GIVEN REQUEST A:
Copy out, unchanged, the stretch of the rows from the line containing "svg-text:GARDEROBA 4,07m: GARDEROBA" through the last line of the rows, both included. Leave out the picture lines.

--- start of EXCERPTED TEXT ---

Examples of stages and states. a Example stages and states in item 1 (grade 4) (matching decimals). b Example stages and states in item 2 (grade 4) (selecting and classifying fractions)

Define stages and states during the problem-solving process

A D&D action concerns a specific source and a specific target. A single D&D action fails to reflect the situation of other targets (whether they are occupied by sources, and if so, by which sources), unless it is the very first action in the sequence. Similarly, a sequence of D&D actions, if not translated into which target is filled by which source, cannot reflect a student’s answer. Therefore, to trace students’ answer formulation, we need to define initial, intermediate, and final stages corresponding respectively to the situations of no answer, partial answer, and complete answer. In addition, at an intermediate or final stage, different students may construct different answers due to the history of their D&D actions. To reflect such variation, we also define states at each stage as different valid answer forms at that stage.

To be specific, for items 1 and 3, we define stage based on how many targets remain empty. The stage with all targets being empty is the initial stage of no answer (stage 0, “NA|NA|NA”, “NA” denotes an empty target, “|” separates different targets), the one with all targets being filled is the final stage of complete answer (stage N, for item 1, N=3; for item 3, N=4), and other stages are intermediate (stage i, i in [1, N−1]). As shown in Fig. 4a, for example, “2.0 | 0.02 | 2.5” is a state from the stage of complete answer, it indicates that the source “2.0” was dragged and dropped to t1, “0.02” to t2, and “2.5” to t3. “NA | 0.25 | 2.5” is a state from the intermediate stage 1, it indicates that t1 is not filled yet, but t2 and t3 are filled by the sources “0.25” and “2.5”, respectively.

--- end of EXCERPTED TEXT ---
--- start of MATERIAL ---

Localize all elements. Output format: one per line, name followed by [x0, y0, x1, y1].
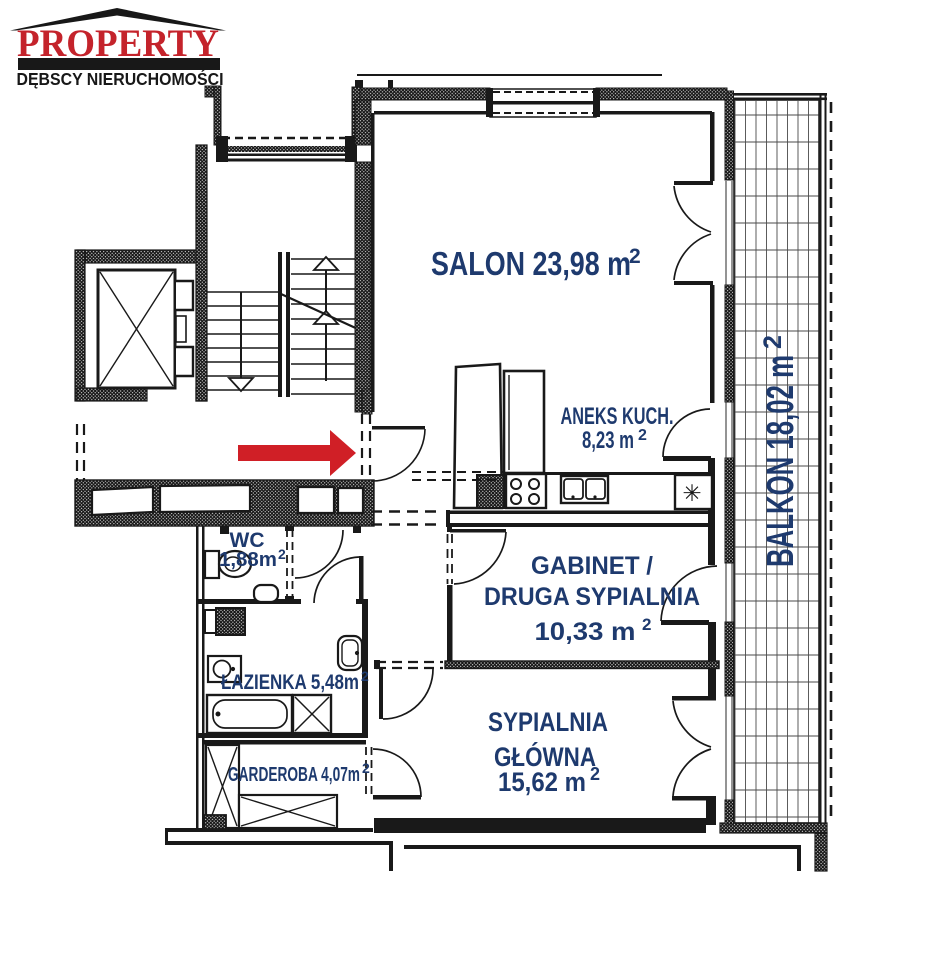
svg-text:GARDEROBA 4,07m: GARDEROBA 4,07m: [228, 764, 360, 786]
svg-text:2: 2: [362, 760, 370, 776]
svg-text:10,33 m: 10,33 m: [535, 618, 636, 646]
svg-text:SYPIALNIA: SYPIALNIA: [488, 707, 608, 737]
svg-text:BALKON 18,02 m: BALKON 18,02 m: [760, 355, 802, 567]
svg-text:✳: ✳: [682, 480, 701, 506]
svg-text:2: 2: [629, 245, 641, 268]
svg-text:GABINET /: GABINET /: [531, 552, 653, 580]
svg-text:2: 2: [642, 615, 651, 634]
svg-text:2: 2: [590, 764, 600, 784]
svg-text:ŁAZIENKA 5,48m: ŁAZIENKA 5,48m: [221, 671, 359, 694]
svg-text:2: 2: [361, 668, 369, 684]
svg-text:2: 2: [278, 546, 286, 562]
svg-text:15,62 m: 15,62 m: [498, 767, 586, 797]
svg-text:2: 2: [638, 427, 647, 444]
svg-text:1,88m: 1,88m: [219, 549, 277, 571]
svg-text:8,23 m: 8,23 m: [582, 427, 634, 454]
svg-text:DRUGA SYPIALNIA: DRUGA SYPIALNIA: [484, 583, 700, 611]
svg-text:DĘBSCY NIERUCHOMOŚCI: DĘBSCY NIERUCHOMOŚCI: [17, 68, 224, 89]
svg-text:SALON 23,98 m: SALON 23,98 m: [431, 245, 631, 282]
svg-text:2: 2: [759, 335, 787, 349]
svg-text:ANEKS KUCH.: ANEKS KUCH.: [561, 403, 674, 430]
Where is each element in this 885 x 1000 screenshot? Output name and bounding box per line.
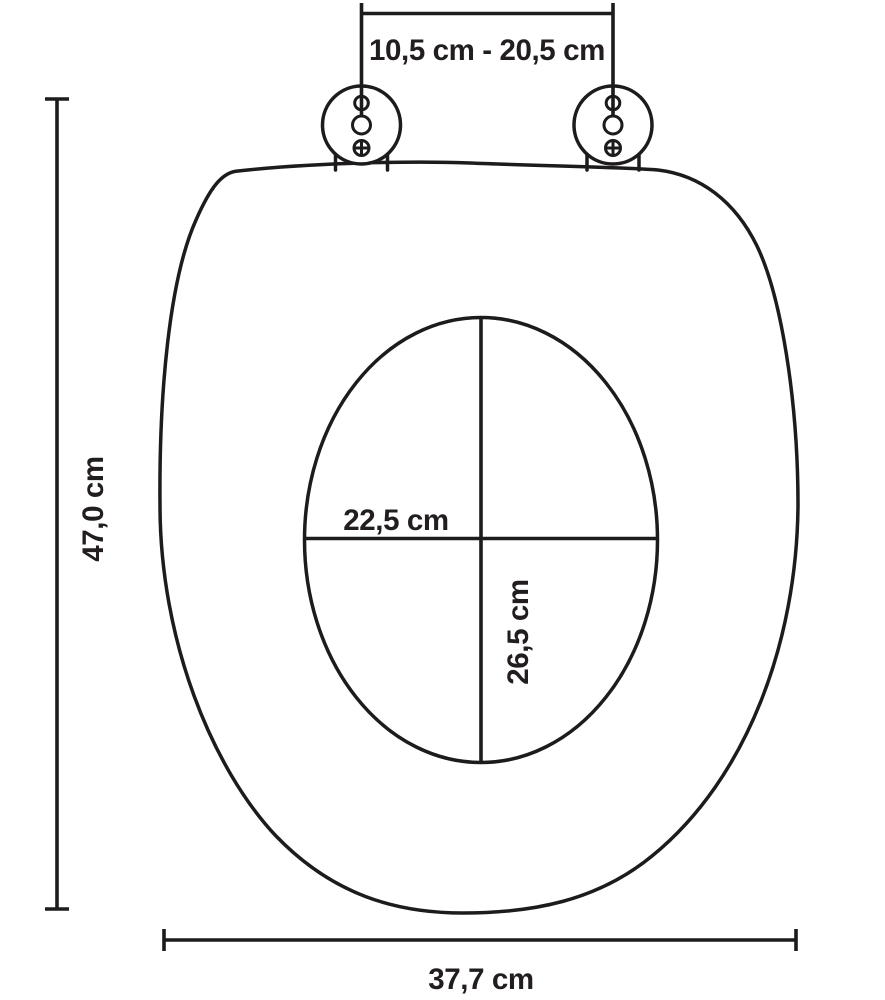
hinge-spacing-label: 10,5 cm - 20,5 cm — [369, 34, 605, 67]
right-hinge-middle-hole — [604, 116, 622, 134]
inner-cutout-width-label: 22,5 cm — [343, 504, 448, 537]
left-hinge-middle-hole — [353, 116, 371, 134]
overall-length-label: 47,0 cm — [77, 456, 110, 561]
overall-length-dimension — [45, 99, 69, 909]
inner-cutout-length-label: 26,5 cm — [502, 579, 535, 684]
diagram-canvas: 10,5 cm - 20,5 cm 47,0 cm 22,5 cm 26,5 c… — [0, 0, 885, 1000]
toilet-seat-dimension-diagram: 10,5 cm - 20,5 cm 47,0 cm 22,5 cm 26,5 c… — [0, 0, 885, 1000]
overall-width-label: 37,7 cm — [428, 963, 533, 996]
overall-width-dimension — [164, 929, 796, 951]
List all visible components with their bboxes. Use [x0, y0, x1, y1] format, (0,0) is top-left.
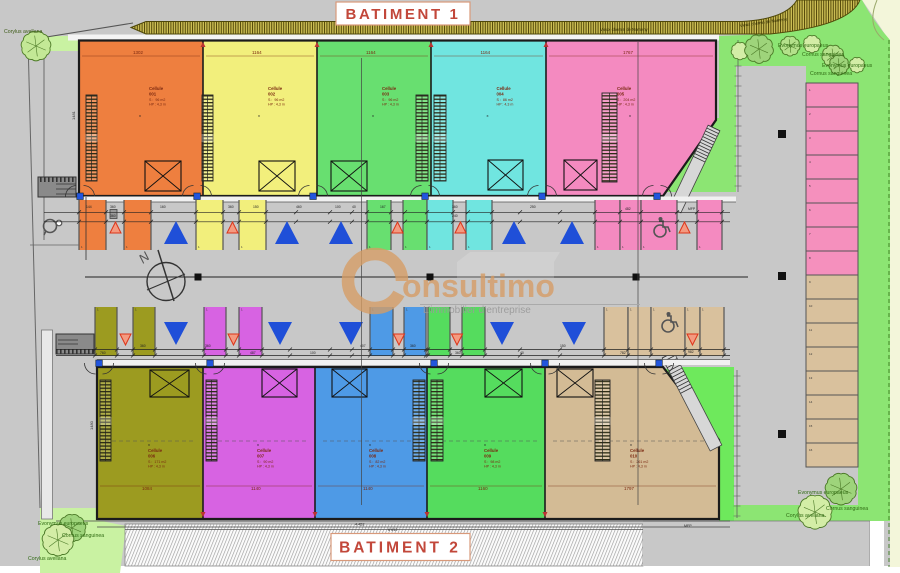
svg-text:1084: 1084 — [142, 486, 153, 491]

--- end of MATERIAL ---

GIVEN REQUEST B:
In the excerpted text on problem-solving stages, what does "NA" denote?

FULL SOLUTION A:
svg-text:GARDEROBA 4,07m: GARDEROBA 4,07m: [228, 764, 360, 786]
svg-text:2: 2: [362, 760, 370, 776]
svg-text:10,33 m: 10,33 m: [535, 618, 636, 646]
svg-text:SYPIALNIA: SYPIALNIA: [488, 707, 608, 737]
svg-text:BALKON 18,02 m: BALKON 18,02 m: [760, 355, 802, 567]
svg-text:✳: ✳: [682, 480, 701, 506]
svg-text:2: 2: [629, 245, 641, 268]
svg-text:GABINET /: GABINET /: [531, 552, 653, 580]
svg-text:2: 2: [642, 615, 651, 634]
svg-text:2: 2: [590, 764, 600, 784]
svg-text:ŁAZIENKA 5,48m: ŁAZIENKA 5,48m: [221, 671, 359, 694]
svg-text:2: 2: [361, 668, 369, 684]
svg-text:2: 2: [278, 546, 286, 562]
svg-text:15,62 m: 15,62 m: [498, 767, 586, 797]
svg-text:2: 2: [638, 427, 647, 444]
svg-text:1,88m: 1,88m: [219, 549, 277, 571]
svg-text:8,23 m: 8,23 m: [582, 427, 634, 454]
svg-text:DRUGA SYPIALNIA: DRUGA SYPIALNIA: [484, 583, 700, 611]
svg-text:DĘBSCY NIERUCHOMOŚCI: DĘBSCY NIERUCHOMOŚCI: [17, 68, 224, 89]
svg-text:SALON 23,98 m: SALON 23,98 m: [431, 245, 631, 282]
svg-text:2: 2: [759, 335, 787, 349]
svg-text:ANEKS KUCH.: ANEKS KUCH.: [561, 403, 674, 430]
Where is each element in this 885 x 1000 screenshot? Output name and bounding box per line.
hinge-spacing-label: 10,5 cm - 20,5 cm — [369, 34, 605, 67]
right-hinge-middle-hole — [604, 116, 622, 134]
inner-cutout-width-label: 22,5 cm — [343, 504, 448, 537]
left-hinge-middle-hole — [353, 116, 371, 134]
overall-length-label: 47,0 cm — [77, 456, 110, 561]
overall-length-dimension — [45, 99, 69, 909]
inner-cutout-length-label: 26,5 cm — [502, 579, 535, 684]
diagram-canvas: 10,5 cm - 20,5 cm 47,0 cm 22,5 cm 26,5 c… — [0, 0, 885, 1000]
toilet-seat-dimension-diagram: 10,5 cm - 20,5 cm 47,0 cm 22,5 cm 26,5 c… — [0, 0, 885, 1000]
overall-width-label: 37,7 cm — [428, 963, 533, 996]
overall-width-dimension — [164, 929, 796, 951]
List all visible components with their bboxes. Use [x0, y0, x1, y1] format, (0,0) is top-left.
svg-text:1084: 1084 — [142, 486, 153, 491]

FULL SOLUTION B:
An empty target.